▶ **DATA EXTRACT**:
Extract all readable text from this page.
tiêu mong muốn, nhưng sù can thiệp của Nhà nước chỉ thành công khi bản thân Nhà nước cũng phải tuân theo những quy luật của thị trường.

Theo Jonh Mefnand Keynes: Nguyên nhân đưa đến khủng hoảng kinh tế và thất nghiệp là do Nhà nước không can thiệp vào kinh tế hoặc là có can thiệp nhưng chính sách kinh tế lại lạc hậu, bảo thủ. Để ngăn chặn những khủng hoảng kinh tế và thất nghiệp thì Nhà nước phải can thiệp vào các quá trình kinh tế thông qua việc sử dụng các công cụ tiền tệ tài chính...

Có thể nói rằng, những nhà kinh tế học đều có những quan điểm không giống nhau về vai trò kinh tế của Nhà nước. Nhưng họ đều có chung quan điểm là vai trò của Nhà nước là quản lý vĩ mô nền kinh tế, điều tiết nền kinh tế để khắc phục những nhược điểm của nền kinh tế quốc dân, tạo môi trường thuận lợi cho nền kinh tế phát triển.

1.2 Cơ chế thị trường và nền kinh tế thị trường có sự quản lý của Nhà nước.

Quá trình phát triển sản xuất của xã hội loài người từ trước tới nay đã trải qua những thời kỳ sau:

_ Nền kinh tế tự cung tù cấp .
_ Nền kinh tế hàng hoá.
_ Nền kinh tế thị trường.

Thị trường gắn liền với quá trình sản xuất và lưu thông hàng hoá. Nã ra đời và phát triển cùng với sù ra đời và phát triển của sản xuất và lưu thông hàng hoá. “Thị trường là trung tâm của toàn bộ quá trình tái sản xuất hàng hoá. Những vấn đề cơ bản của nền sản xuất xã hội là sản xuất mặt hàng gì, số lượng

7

▶ **REQUEST**: Check each line of the data above for the string "xuất", then report how many lines have it, with no other words.

▶ **TASK RESPONSE**: 2